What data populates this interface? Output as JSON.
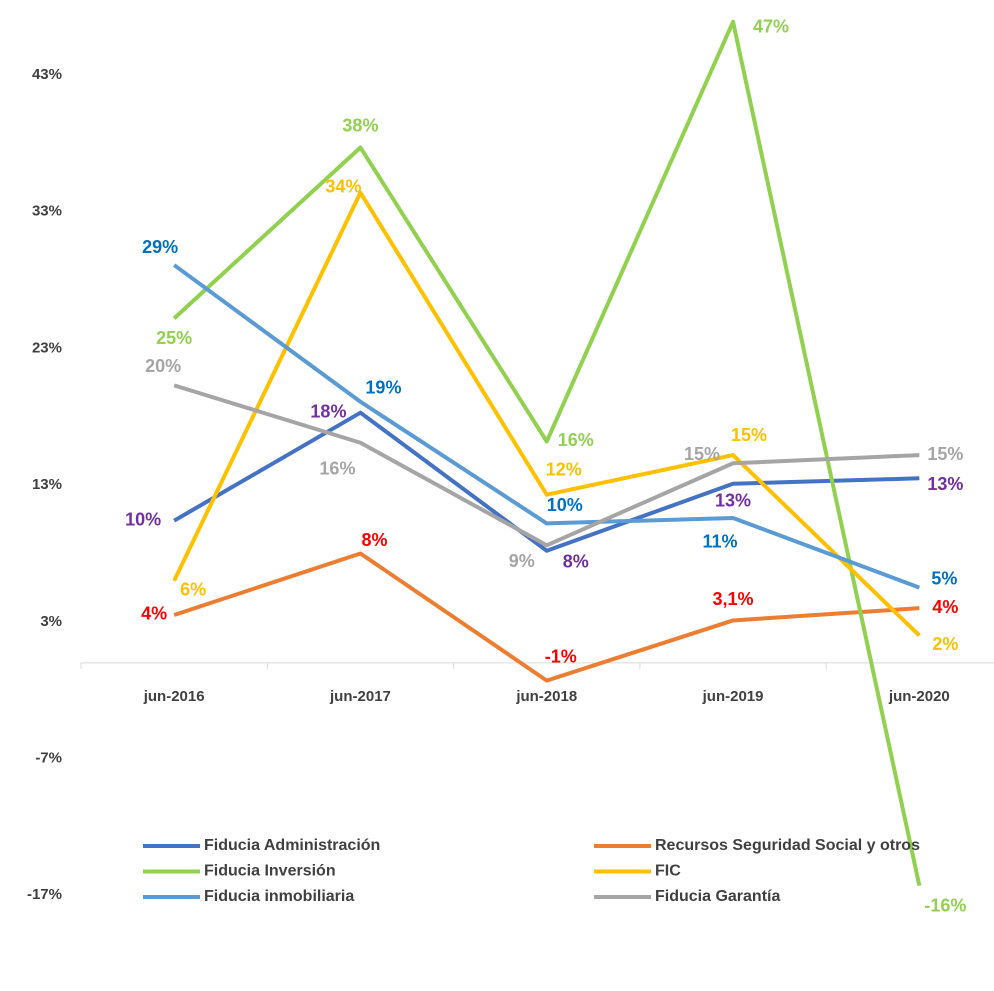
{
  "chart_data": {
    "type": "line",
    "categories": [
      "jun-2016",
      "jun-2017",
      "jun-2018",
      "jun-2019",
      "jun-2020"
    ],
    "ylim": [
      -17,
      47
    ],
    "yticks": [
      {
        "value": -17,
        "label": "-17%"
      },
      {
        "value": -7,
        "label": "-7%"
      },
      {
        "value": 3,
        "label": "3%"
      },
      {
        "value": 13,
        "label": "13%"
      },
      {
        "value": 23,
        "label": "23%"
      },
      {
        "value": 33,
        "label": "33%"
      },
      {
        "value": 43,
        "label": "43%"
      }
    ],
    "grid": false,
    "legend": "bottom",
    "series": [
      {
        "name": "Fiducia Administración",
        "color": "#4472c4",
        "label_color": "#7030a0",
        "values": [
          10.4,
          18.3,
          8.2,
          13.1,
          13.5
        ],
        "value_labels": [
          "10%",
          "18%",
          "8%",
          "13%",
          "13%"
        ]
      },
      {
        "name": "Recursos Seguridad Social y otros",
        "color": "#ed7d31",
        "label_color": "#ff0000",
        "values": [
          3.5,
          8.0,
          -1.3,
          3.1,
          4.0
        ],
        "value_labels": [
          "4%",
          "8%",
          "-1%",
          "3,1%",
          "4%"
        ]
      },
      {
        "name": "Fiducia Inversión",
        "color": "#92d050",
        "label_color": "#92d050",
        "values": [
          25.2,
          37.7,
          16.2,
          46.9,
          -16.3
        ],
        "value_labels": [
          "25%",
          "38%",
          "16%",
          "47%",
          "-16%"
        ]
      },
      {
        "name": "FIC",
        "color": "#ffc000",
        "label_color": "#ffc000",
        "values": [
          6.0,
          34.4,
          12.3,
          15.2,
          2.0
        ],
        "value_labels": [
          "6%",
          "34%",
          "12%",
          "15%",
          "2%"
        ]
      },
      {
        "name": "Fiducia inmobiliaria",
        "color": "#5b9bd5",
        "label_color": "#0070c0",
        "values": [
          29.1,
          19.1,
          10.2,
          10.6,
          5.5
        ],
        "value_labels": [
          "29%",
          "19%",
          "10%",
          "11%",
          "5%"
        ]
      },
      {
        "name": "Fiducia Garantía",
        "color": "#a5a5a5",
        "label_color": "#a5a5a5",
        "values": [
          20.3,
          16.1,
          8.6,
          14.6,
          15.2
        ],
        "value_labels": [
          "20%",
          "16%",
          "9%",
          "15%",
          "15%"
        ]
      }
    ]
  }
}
________________
--- DIRECTIONS FOR THIS TASK ---
Scan the data for the word "Fiducia" and copy every line where it shows up.

--- RESULT OF THIS EXERCISE ---
        "name": "Fiducia Administración",
        "name": "Fiducia Inversión",
        "name": "Fiducia inmobiliaria",
        "name": "Fiducia Garantía",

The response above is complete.